__Input records__.
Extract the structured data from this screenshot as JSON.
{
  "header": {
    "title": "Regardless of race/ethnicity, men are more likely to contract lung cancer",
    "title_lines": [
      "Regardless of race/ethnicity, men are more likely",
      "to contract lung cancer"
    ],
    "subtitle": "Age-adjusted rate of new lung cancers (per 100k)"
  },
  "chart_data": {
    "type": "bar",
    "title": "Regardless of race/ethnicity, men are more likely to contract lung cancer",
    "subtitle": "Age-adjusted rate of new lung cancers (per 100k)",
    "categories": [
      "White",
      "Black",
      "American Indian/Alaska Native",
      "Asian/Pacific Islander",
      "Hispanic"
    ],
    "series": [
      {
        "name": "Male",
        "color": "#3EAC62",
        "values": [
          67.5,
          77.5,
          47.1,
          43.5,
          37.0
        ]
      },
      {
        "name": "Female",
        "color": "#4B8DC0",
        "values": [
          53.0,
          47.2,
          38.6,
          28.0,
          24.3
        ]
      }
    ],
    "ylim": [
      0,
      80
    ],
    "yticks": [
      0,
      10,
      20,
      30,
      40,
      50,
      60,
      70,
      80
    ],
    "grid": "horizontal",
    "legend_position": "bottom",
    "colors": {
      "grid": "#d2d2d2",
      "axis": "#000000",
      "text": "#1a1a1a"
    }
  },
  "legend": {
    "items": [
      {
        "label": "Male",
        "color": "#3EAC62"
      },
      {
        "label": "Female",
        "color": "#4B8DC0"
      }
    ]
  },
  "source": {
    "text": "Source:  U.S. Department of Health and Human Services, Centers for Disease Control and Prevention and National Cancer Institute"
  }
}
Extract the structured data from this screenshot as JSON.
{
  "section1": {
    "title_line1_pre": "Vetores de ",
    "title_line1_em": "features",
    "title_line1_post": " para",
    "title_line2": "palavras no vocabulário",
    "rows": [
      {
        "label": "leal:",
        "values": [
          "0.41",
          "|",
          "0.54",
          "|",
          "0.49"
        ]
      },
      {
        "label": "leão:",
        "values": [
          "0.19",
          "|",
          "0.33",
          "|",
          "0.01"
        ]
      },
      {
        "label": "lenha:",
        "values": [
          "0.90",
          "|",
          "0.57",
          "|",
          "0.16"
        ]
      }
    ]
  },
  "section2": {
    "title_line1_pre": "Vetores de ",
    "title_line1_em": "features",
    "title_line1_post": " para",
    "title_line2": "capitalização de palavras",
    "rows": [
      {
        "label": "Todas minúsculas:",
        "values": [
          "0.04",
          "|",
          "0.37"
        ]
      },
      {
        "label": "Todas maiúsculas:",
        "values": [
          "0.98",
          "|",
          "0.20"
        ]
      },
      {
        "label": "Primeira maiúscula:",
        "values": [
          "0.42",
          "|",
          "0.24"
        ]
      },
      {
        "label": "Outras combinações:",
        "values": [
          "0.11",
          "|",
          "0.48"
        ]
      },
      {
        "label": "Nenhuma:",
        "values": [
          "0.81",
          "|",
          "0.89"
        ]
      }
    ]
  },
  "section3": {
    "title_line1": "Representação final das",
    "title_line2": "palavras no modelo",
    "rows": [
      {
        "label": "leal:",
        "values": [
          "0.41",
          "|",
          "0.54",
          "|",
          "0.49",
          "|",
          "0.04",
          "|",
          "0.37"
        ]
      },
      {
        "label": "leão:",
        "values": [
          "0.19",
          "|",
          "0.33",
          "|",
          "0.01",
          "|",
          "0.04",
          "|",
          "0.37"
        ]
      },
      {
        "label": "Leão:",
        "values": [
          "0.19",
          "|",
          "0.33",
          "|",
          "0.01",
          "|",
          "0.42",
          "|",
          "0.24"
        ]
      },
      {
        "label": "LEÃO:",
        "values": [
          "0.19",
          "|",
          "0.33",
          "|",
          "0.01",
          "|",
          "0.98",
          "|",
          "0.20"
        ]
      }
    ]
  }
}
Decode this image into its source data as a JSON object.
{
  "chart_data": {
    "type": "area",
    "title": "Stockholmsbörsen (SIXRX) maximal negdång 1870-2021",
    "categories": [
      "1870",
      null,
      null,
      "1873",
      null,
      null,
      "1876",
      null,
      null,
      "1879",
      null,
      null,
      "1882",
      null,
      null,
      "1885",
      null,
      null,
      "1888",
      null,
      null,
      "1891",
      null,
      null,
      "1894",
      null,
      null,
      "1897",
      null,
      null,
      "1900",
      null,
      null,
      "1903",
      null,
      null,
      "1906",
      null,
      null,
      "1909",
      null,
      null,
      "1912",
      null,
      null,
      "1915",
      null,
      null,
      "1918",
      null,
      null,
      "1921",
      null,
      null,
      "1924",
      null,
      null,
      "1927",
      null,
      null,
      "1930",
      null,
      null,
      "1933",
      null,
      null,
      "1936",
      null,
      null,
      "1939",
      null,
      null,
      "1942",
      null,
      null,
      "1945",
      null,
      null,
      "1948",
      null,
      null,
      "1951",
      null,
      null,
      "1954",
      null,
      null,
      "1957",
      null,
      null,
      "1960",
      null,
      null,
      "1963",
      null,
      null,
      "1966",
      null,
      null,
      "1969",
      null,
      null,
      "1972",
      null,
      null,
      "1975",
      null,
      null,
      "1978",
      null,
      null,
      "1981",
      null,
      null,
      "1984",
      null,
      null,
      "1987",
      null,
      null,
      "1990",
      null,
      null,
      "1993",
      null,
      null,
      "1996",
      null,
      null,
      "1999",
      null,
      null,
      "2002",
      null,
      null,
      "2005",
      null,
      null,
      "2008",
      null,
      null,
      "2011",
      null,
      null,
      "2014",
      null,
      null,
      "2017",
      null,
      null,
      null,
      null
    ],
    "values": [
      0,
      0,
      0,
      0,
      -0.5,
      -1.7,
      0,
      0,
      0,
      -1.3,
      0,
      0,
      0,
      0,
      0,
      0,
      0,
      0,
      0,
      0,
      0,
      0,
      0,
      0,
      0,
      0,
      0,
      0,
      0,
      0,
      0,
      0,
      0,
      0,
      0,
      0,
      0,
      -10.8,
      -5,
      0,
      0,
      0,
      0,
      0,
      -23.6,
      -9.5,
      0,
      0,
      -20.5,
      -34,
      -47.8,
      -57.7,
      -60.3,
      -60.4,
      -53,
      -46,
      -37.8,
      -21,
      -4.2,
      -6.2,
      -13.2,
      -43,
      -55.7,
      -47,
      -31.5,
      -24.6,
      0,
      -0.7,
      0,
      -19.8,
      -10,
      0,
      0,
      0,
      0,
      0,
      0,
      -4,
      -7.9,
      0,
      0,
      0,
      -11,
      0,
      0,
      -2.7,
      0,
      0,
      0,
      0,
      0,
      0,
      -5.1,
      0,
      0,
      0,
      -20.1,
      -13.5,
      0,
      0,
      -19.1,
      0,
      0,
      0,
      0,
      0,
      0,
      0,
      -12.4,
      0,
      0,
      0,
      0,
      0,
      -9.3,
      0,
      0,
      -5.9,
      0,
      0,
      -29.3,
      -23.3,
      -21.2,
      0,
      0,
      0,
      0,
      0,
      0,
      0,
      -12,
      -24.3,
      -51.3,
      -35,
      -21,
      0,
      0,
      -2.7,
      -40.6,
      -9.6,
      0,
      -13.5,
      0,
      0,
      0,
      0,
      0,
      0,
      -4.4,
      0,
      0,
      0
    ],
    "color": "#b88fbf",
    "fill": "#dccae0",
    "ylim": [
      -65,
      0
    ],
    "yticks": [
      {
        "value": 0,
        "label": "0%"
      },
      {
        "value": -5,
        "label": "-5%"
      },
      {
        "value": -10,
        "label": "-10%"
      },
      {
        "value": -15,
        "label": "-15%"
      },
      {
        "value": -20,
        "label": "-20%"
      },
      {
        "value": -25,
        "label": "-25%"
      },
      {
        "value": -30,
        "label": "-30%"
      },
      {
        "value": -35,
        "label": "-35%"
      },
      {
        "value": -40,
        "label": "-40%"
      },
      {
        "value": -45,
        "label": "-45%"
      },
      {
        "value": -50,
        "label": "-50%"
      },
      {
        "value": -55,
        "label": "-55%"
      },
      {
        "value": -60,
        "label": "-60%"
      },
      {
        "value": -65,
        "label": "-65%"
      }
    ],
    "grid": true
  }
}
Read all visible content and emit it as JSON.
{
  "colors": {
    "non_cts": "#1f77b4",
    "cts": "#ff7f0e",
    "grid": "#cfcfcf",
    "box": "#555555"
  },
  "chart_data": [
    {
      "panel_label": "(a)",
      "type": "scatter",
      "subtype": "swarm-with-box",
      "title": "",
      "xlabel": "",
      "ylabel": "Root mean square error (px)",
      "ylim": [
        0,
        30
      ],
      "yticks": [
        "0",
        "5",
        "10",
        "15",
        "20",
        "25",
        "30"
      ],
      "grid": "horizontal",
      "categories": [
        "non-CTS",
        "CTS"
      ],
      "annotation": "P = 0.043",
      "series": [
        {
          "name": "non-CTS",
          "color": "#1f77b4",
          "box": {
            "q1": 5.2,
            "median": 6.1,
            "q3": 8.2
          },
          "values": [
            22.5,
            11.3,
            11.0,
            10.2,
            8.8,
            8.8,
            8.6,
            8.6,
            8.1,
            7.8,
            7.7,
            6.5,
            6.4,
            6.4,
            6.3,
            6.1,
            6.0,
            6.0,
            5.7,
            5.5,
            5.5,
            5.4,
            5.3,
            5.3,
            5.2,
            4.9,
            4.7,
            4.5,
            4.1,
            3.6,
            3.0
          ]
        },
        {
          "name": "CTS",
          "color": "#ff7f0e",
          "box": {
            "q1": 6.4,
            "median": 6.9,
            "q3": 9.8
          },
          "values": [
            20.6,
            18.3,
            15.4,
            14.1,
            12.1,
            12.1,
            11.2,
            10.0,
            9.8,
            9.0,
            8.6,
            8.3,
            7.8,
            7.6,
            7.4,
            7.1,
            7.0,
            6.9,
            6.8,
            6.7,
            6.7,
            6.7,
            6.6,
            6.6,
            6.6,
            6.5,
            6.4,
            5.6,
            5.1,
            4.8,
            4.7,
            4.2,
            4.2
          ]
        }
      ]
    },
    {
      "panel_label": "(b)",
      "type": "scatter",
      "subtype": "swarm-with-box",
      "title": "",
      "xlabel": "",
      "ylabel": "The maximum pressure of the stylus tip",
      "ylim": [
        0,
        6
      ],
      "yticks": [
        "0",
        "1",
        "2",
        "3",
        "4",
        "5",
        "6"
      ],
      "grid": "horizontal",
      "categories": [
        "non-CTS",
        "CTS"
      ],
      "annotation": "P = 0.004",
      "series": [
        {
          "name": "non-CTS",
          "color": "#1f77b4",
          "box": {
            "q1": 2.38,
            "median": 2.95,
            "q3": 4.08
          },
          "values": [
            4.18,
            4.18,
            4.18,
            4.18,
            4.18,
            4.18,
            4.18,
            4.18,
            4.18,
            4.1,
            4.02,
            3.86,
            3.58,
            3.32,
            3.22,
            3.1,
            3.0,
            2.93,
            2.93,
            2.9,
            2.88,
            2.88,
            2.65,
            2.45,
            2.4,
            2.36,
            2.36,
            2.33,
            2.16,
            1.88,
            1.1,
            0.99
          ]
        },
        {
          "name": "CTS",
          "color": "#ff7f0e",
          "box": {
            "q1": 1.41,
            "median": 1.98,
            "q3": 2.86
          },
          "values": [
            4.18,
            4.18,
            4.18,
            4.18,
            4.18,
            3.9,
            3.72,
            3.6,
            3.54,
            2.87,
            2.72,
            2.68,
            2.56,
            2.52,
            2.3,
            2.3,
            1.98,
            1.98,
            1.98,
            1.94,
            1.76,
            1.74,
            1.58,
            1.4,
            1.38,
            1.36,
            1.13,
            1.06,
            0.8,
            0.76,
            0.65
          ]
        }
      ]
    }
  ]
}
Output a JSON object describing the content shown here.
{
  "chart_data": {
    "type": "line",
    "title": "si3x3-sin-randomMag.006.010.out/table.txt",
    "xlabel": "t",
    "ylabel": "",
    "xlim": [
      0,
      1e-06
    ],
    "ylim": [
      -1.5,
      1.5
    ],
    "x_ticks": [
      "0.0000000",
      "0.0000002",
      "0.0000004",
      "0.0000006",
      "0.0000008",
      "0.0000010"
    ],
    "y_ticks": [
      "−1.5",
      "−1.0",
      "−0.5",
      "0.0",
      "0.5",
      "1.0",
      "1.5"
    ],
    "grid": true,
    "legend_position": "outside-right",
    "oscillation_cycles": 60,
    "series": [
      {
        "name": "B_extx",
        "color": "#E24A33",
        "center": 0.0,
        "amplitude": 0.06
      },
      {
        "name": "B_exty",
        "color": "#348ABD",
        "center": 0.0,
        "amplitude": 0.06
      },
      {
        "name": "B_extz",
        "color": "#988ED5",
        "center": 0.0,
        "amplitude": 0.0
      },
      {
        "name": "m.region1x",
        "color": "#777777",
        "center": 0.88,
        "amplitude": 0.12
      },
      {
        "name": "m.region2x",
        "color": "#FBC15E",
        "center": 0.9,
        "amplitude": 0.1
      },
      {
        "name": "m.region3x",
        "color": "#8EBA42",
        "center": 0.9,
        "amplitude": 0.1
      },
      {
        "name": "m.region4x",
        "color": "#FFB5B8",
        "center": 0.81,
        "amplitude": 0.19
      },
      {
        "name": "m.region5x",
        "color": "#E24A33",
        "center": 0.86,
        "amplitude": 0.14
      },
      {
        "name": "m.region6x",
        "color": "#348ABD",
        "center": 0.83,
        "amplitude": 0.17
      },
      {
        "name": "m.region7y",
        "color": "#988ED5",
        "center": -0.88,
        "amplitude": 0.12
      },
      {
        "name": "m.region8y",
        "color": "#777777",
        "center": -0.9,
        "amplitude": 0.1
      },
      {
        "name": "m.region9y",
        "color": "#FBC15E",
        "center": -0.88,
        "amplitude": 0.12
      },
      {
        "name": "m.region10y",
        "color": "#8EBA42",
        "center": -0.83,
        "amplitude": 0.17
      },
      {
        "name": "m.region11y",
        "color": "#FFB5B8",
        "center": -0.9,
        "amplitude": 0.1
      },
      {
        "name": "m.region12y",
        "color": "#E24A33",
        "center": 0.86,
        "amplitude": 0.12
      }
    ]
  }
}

__To do__. Lines that include the word "rate" are to be extracted from the data above.

__Response__.
    "subtitle": "Age-adjusted rate of new lung cancers (per 100k)"
    "subtitle": "Age-adjusted rate of new lung cancers (per 100k)",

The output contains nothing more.